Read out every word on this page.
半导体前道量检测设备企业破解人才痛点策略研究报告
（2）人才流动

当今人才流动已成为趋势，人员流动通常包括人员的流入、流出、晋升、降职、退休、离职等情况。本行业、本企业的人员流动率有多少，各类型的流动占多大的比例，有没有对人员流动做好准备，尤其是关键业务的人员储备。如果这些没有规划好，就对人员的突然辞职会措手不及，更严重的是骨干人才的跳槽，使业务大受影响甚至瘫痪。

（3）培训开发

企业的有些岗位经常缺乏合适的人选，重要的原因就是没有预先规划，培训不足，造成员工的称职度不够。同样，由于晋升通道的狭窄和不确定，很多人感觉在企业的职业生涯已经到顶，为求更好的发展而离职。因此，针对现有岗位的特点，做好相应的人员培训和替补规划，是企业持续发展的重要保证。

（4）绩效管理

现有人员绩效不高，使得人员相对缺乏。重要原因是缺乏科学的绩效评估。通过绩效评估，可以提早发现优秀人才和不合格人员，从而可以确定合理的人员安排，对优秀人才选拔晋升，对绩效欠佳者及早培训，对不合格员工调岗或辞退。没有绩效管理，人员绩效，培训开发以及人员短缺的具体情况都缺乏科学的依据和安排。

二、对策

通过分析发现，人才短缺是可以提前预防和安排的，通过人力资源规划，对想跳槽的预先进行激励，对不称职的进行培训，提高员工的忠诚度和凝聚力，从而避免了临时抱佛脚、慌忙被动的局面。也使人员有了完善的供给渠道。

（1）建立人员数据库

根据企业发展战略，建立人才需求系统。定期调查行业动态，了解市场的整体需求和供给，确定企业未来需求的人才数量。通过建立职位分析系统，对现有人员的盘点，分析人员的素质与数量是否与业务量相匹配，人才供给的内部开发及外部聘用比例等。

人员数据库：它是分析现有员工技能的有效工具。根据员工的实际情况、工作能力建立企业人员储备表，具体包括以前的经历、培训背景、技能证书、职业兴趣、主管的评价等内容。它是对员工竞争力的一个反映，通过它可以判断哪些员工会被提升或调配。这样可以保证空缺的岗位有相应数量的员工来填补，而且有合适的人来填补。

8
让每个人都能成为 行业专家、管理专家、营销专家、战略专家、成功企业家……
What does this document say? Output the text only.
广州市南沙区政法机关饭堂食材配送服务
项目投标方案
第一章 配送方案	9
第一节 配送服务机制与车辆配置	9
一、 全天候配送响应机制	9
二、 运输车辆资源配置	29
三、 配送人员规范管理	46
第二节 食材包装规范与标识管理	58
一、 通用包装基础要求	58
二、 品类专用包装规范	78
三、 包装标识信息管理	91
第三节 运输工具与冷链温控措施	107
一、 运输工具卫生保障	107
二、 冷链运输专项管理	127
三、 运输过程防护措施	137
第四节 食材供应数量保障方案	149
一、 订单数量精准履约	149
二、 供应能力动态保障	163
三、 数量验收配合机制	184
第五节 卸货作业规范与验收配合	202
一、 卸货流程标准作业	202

━━━━━━━━━━━━━━━━━━━━━━━━━━━━━━

Write out every entry exactly as given.

ANSWER TO THE PROBLEM:
Read out every word on this page.
半导体前道量检测设备企业破解人才痛点策略研究报告
（2）人才流动

当今人才流动已成为趋势，人员流动通常包括人员的流入、流出、晋升、降职、退休、离职等情况。本行业、本企业的人员流动率有多少，各类型的流动占多大的比例，有没有对人员流动做好准备，尤其是关键业务的人员储备。如果这些没有规划好，就对人员的突然辞职会措手不及，更严重的是骨干人才的跳槽，使业务大受影响甚至瘫痪。

（3）培训开发

企业的有些岗位经常缺乏合适的人选，重要的原因就是没有预先规划，培训不足，造成员工的称职度不够。同样，由于晋升通道的狭窄和不确定，很多人感觉在企业的职业生涯已经到顶，为求更好的发展而离职。因此，针对现有岗位的特点，做好相应的人员培训和替补规划，是企业持续发展的重要保证。

（4）绩效管理

现有人员绩效不高，使得人员相对缺乏。重要原因是缺乏科学的绩效评估。通过绩效评估，可以提早发现优秀人才和不合格人员，从而可以确定合理的人员安排，对优秀人才选拔晋升，对绩效欠佳者及早培训，对不合格员工调岗或辞退。没有绩效管理，人员绩效，培训开发以及人员短缺的具体情况都缺乏科学的依据和安排。

二、对策

通过分析发现，人才短缺是可以提前预防和安排的，通过人力资源规划，对想跳槽的预先进行激励，对不称职的进行培训，提高员工的忠诚度和凝聚力，从而避免了临时抱佛脚、慌忙被动的局面。也使人员有了完善的供给渠道。

（1）建立人员数据库

根据企业发展战略，建立人才需求系统。定期调查行业动态，了解市场的整体需求和供给，确定企业未来需求的人才数量。通过建立职位分析系统，对现有人员的盘点，分析人员的素质与数量是否与业务量相匹配，人才供给的内部开发及外部聘用比例等。

人员数据库：它是分析现有员工技能的有效工具。根据员工的实际情况、工作能力建立企业人员储备表，具体包括以前的经历、培训背景、技能证书、职业兴趣、主管的评价等内容。它是对员工竞争力的一个反映，通过它可以判断哪些员工会被提升或调配。这样可以保证空缺的岗位有相应数量的员工来填补，而且有合适的人来填补。

8
让每个人都能成为 行业专家、管理专家、营销专家、战略专家、成功企业家……
What does this document say? Output the text only.
广州市南沙区政法机关饭堂食材配送服务
项目投标方案
第一章 配送方案	9
第一节 配送服务机制与车辆配置	9
一、 全天候配送响应机制	9
二、 运输车辆资源配置	29
三、 配送人员规范管理	46
第二节 食材包装规范与标识管理	58
一、 通用包装基础要求	58
二、 品类专用包装规范	78
三、 包装标识信息管理	91
第三节 运输工具与冷链温控措施	107
一、 运输工具卫生保障	107
二、 冷链运输专项管理	127
三、 运输过程防护措施	137
第四节 食材供应数量保障方案	149
一、 订单数量精准履约	149
二、 供应能力动态保障	163
三、 数量验收配合机制	184
第五节 卸货作业规范与验收配合	202
一、 卸货流程标准作业	202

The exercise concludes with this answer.